— START —

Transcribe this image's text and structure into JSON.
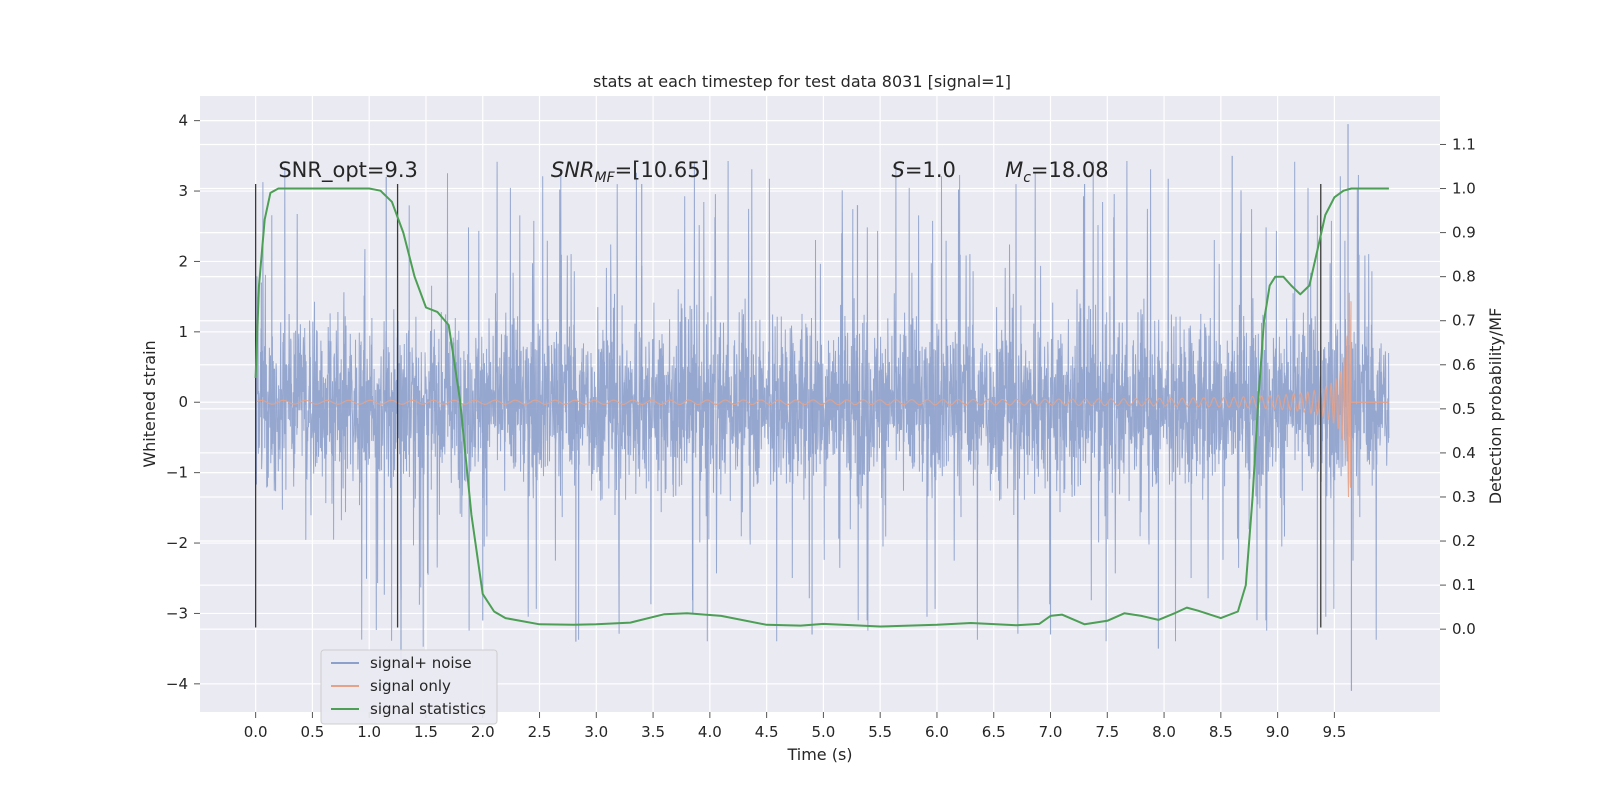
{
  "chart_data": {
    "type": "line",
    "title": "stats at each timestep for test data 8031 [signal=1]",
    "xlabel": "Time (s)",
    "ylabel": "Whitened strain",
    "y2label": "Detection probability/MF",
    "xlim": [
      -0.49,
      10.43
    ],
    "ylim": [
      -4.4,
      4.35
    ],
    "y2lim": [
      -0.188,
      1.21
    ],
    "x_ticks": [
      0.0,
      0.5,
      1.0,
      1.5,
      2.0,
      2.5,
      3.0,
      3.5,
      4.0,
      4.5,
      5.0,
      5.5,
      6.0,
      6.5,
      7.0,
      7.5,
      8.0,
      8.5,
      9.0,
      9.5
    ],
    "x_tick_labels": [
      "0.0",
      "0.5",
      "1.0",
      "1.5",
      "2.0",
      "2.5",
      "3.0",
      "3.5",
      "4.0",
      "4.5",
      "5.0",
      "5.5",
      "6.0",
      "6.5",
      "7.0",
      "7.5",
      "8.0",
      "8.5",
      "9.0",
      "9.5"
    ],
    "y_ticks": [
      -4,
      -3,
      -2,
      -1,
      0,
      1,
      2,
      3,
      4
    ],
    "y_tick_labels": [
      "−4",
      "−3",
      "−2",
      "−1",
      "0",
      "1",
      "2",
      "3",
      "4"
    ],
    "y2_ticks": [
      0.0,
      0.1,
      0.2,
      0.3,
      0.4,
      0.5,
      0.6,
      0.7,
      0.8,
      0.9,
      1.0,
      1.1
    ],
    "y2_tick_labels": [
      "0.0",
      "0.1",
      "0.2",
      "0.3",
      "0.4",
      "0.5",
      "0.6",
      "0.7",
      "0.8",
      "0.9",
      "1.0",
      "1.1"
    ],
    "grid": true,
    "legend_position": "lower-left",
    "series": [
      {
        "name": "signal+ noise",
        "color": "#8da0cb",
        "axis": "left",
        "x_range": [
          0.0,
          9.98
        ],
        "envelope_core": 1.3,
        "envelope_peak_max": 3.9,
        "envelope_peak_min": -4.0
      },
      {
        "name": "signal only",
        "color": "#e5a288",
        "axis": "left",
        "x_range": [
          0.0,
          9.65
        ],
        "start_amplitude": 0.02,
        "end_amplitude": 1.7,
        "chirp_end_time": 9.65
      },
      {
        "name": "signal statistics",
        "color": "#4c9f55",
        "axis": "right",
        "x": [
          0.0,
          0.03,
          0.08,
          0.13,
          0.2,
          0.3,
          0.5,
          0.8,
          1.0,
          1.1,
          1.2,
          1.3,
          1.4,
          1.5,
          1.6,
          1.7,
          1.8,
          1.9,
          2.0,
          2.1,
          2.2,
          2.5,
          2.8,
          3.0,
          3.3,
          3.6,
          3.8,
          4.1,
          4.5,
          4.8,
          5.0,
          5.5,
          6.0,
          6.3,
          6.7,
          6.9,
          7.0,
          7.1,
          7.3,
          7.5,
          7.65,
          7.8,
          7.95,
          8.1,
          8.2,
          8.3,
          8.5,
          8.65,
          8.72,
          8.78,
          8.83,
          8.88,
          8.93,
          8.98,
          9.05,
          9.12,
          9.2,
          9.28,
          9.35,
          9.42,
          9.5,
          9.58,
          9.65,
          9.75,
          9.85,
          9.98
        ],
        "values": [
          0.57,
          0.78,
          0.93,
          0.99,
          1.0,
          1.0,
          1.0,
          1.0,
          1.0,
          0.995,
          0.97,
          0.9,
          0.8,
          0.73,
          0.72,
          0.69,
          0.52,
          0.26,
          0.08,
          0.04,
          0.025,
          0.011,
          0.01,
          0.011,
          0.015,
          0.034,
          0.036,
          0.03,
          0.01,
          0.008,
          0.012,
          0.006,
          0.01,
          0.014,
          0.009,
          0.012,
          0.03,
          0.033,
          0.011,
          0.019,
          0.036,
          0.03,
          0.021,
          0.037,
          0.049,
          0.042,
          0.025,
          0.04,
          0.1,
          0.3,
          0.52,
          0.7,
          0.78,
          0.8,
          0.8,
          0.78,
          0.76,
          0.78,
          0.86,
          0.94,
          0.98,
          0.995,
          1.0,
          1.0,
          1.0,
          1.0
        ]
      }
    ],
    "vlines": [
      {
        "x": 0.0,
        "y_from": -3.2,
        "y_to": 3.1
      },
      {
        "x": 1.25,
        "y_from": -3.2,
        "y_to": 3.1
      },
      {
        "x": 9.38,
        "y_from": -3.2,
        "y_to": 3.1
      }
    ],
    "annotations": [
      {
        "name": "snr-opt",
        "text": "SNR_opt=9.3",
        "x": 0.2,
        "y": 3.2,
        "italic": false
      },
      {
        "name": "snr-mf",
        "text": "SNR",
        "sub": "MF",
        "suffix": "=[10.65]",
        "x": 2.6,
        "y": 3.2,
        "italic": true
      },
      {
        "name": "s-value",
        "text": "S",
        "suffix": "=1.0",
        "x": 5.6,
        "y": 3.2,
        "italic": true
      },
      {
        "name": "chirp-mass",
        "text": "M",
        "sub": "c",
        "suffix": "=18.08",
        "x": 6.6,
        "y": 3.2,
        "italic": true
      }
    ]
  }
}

— END —
— START —

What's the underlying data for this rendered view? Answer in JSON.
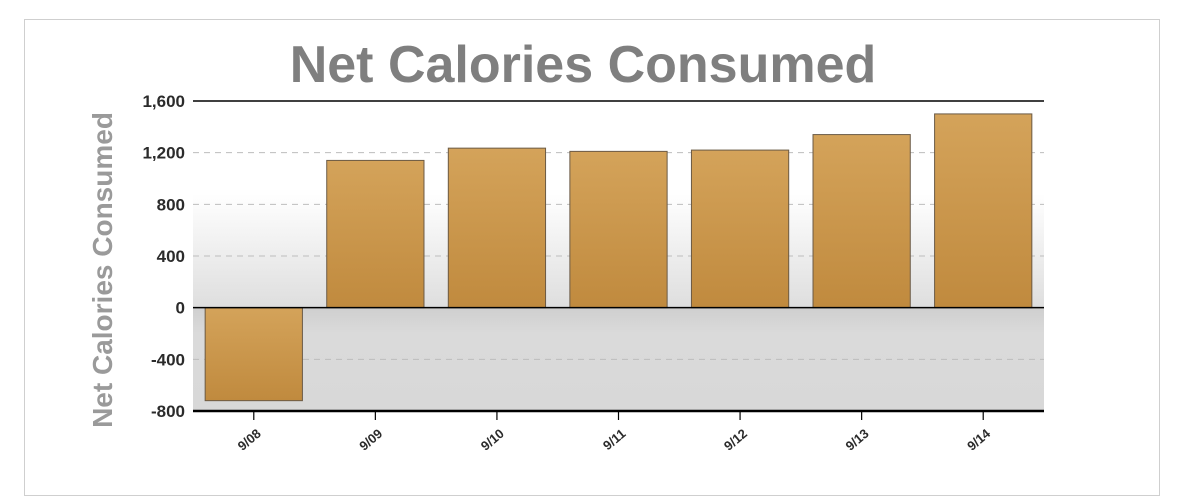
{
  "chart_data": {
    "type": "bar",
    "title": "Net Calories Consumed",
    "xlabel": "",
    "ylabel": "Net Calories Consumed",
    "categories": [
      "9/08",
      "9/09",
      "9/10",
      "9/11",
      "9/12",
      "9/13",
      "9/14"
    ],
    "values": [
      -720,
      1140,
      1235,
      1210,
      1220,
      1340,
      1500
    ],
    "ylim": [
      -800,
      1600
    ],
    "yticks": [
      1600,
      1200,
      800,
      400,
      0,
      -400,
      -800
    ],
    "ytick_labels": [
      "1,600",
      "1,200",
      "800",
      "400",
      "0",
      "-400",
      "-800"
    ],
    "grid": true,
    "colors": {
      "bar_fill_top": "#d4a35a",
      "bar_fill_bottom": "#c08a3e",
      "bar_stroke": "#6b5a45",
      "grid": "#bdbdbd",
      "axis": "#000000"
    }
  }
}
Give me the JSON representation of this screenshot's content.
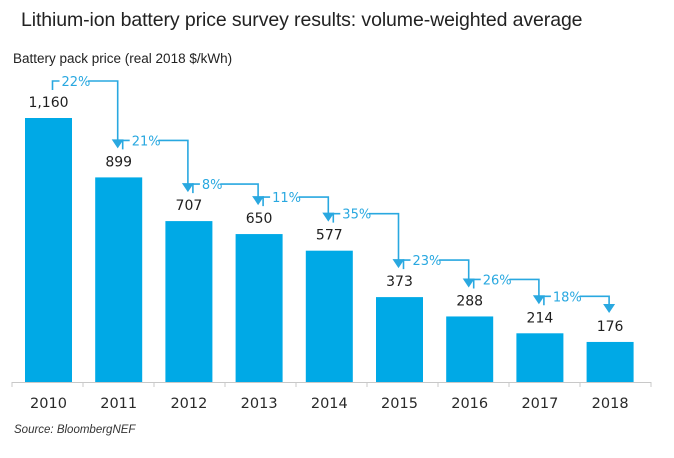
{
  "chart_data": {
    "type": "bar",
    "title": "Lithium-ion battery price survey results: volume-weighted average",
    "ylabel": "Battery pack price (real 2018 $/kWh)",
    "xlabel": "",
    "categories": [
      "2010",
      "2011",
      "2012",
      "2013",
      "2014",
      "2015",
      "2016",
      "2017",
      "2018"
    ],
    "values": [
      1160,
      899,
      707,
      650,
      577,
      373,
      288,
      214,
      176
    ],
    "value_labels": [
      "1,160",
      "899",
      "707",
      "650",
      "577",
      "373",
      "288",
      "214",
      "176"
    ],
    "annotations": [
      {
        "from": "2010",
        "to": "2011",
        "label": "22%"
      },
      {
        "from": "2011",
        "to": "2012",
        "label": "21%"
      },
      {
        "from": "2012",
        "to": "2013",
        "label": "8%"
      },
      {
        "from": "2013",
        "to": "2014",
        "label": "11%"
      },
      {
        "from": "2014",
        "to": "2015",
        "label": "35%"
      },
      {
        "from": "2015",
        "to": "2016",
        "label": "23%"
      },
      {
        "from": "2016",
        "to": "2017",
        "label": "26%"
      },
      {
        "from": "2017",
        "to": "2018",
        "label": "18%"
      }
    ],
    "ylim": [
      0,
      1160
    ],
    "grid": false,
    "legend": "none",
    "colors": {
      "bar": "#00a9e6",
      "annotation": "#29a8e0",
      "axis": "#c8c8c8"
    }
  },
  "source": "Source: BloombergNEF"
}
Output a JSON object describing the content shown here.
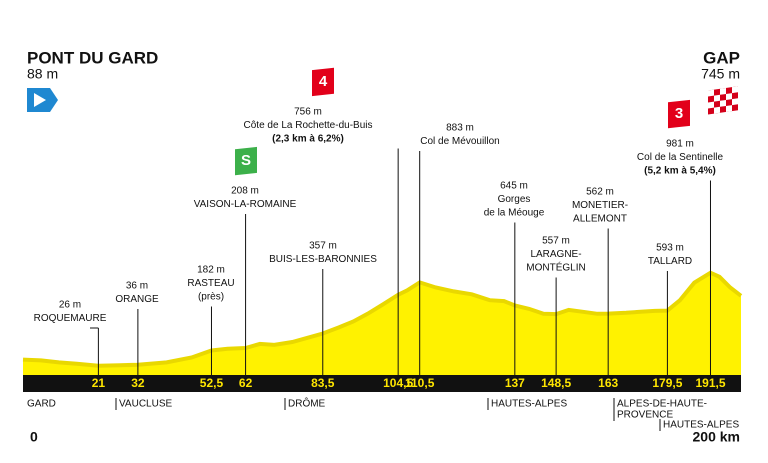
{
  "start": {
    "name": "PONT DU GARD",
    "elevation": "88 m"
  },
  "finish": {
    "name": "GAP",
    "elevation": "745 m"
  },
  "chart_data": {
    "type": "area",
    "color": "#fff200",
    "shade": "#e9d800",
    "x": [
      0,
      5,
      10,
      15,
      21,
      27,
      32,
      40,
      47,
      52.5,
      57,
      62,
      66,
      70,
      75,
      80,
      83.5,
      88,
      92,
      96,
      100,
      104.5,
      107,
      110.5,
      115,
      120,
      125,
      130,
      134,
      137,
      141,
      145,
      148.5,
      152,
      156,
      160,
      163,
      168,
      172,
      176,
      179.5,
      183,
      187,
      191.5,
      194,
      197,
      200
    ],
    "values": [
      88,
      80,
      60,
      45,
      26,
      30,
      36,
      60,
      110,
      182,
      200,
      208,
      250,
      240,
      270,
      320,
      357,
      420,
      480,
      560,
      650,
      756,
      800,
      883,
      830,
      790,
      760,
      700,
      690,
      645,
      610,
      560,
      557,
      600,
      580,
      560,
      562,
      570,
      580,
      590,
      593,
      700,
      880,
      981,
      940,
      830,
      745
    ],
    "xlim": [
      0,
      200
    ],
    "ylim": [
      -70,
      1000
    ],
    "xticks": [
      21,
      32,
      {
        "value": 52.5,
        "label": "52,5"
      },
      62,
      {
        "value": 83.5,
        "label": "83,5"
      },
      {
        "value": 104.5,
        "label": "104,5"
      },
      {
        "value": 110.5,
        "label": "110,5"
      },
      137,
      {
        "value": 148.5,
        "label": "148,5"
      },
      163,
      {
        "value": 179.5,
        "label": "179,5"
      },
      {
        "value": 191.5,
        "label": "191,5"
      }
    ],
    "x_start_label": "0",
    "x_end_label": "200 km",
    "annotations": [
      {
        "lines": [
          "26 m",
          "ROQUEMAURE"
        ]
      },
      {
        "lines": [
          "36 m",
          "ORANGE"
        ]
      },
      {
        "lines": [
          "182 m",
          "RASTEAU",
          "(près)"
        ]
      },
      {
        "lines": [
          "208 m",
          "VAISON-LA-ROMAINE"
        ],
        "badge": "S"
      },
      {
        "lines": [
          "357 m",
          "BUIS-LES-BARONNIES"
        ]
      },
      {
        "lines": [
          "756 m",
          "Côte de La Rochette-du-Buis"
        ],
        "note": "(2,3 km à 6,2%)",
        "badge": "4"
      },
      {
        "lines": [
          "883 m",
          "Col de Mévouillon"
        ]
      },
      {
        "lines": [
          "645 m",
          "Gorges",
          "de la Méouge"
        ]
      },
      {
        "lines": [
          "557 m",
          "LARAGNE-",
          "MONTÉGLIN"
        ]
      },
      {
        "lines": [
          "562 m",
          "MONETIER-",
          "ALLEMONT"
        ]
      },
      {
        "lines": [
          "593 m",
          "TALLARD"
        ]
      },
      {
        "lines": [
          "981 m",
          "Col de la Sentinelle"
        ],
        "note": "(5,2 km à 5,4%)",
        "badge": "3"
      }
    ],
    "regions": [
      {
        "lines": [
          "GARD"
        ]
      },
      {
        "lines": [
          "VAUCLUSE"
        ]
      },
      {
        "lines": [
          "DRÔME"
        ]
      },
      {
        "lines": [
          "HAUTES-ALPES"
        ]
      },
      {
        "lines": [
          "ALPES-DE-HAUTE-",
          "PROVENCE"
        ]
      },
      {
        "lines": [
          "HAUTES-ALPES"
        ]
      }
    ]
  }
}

— END —

From the data above, work out how many lines contain the string "grid" and reply with only the number.

4